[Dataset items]
* * * *

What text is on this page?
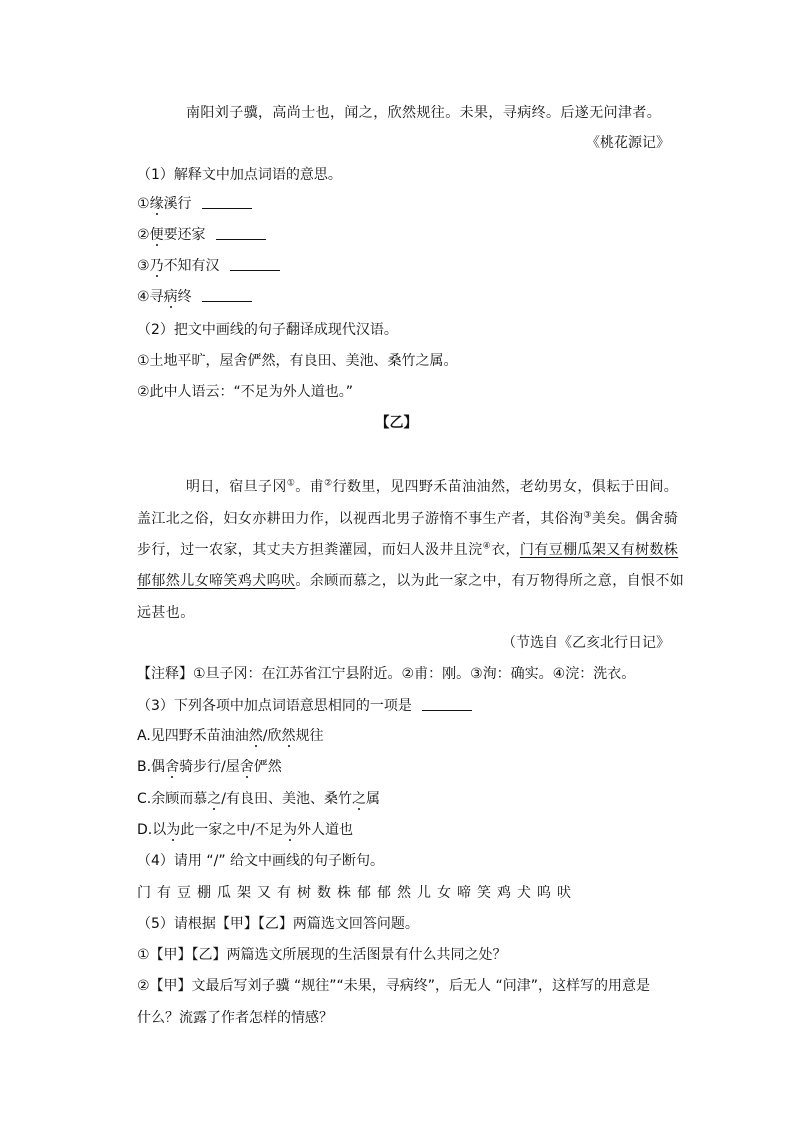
南阳刘子骥，高尚士也，闻之，欣然规往。未果，寻病终。后遂无问津者。
《桃花源记》
（1）解释文中加点词语的意思。
①缘溪行
②便要还家
③乃不知有汉
④寻病终
（2）把文中画线的句子翻译成现代汉语。
①土地平旷，屋舍俨然，有良田、美池、桑竹之属。
②此中人语云：“不足为外人道也。”
【乙】
明日，宿旦子冈①。甫②行数里，见四野禾苗油油然，老幼男女，俱耘于田间。
盖江北之俗，妇女亦耕田力作，以视西北男子游惰不事生产者，其俗洵③美矣。偶舍骑
步行，过一农家，其丈夫方担粪灌园，而妇人汲井且浣④衣，门有豆棚瓜架又有树数株
郁郁然儿女啼笑鸡犬呜吠。余顾而慕之，以为此一家之中，有万物得所之意，自恨不如
远甚也。
（节选自《乙亥北行日记》
【注释】①旦子冈：在江苏省江宁县附近。②甫：刚。③洵：确实。④浣：洗衣。
（3）下列各项中加点词语意思相同的一项是
A.见四野禾苗油油然/欣然规往
B.偶舍骑步行/屋舍俨然
C.余顾而慕之/有良田、美池、桑竹之属
D.以为此一家之中/不足为外人道也
（4）请用 “/” 给文中画线的句子断句。
门有豆棚瓜架又有树数株郁郁然儿女啼笑鸡犬呜吠
（5）请根据【甲】【乙】两篇选文回答问题。
①【甲】【乙】两篇选文所展现的生活图景有什么共同之处？
②【甲】文最后写刘子骥 “规往”“未果，寻病终”，后无人 “问津”，这样写的用意是
什么？流露了作者怎样的情感？
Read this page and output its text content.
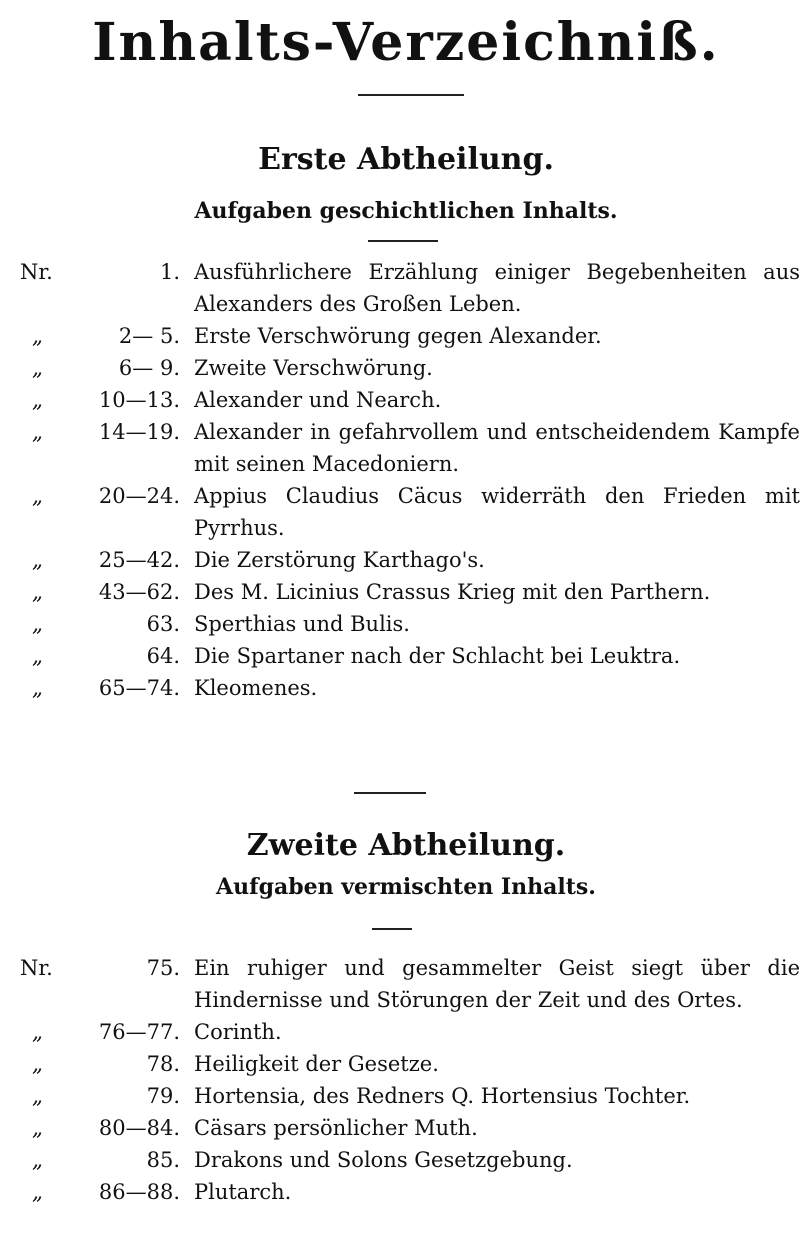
Inhalts-Verzeichniß.
Erste Abtheilung.
Aufgaben geschichtlichen Inhalts.
Nr.	1. Ausführlichere Erzählung einiger Begebenheiten aus Alexanders des Großen Leben.
„	2— 5. Erste Verschwörung gegen Alexander.
„	6— 9. Zweite Verschwörung.
„	10—13. Alexander und Nearch.
„	14—19. Alexander in gefahrvollem und entscheidendem Kampfe mit seinen Macedoniern.
„	20—24. Appius Claudius Cäcus widerräth den Frieden mit Pyrrhus.
„	25—42. Die Zerstörung Karthago's.
„	43—62. Des M. Licinius Crassus Krieg mit den Parthern.
„	63. Sperthias und Bulis.
„	64. Die Spartaner nach der Schlacht bei Leuktra.
„	65—74. Kleomenes.
Zweite Abtheilung.
Aufgaben vermischten Inhalts.
Nr.	75. Ein ruhiger und gesammelter Geist siegt über die Hindernisse und Störungen der Zeit und des Ortes.
„	76—77. Corinth.
„	78. Heiligkeit der Gesetze.
„	79. Hortensia, des Redners Q. Hortensius Tochter.
„	80—84. Cäsars persönlicher Muth.
„	85. Drakons und Solons Gesetzgebung.
„	86—88. Plutarch.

* * * *

* [Instructions to follow] Pictures are to be left out; the records above must be repeated word for word.

* [Reply]
What text is on this page?
南阳刘子骥，高尚士也，闻之，欣然规往。未果，寻病终。后遂无问津者。
《桃花源记》
（1）解释文中加点词语的意思。
①缘溪行
②便要还家
③乃不知有汉
④寻病终
（2）把文中画线的句子翻译成现代汉语。
①土地平旷，屋舍俨然，有良田、美池、桑竹之属。
②此中人语云：“不足为外人道也。”
【乙】
明日，宿旦子冈①。甫②行数里，见四野禾苗油油然，老幼男女，俱耘于田间。
盖江北之俗，妇女亦耕田力作，以视西北男子游惰不事生产者，其俗洵③美矣。偶舍骑
步行，过一农家，其丈夫方担粪灌园，而妇人汲井且浣④衣，门有豆棚瓜架又有树数株
郁郁然儿女啼笑鸡犬呜吠。余顾而慕之，以为此一家之中，有万物得所之意，自恨不如
远甚也。
（节选自《乙亥北行日记》
【注释】①旦子冈：在江苏省江宁县附近。②甫：刚。③洵：确实。④浣：洗衣。
（3）下列各项中加点词语意思相同的一项是
A.见四野禾苗油油然/欣然规往
B.偶舍骑步行/屋舍俨然
C.余顾而慕之/有良田、美池、桑竹之属
D.以为此一家之中/不足为外人道也
（4）请用 “/” 给文中画线的句子断句。
门有豆棚瓜架又有树数株郁郁然儿女啼笑鸡犬呜吠
（5）请根据【甲】【乙】两篇选文回答问题。
①【甲】【乙】两篇选文所展现的生活图景有什么共同之处？
②【甲】文最后写刘子骥 “规往”“未果，寻病终”，后无人 “问津”，这样写的用意是
什么？流露了作者怎样的情感？
Read this page and output its text content.
Inhalts-Verzeichniß.
Erste Abtheilung.
Aufgaben geschichtlichen Inhalts.
Nr.	1. Ausführlichere Erzählung einiger Begebenheiten aus Alexanders des Großen Leben.
„	2— 5. Erste Verschwörung gegen Alexander.
„	6— 9. Zweite Verschwörung.
„	10—13. Alexander und Nearch.
„	14—19. Alexander in gefahrvollem und entscheidendem Kampfe mit seinen Macedoniern.
„	20—24. Appius Claudius Cäcus widerräth den Frieden mit Pyrrhus.
„	25—42. Die Zerstörung Karthago's.
„	43—62. Des M. Licinius Crassus Krieg mit den Parthern.
„	63. Sperthias und Bulis.
„	64. Die Spartaner nach der Schlacht bei Leuktra.
„	65—74. Kleomenes.
Zweite Abtheilung.
Aufgaben vermischten Inhalts.
Nr.	75. Ein ruhiger und gesammelter Geist siegt über die Hindernisse und Störungen der Zeit und des Ortes.
„	76—77. Corinth.
„	78. Heiligkeit der Gesetze.
„	79. Hortensia, des Redners Q. Hortensius Tochter.
„	80—84. Cäsars persönlicher Muth.
„	85. Drakons und Solons Gesetzgebung.
„	86—88. Plutarch.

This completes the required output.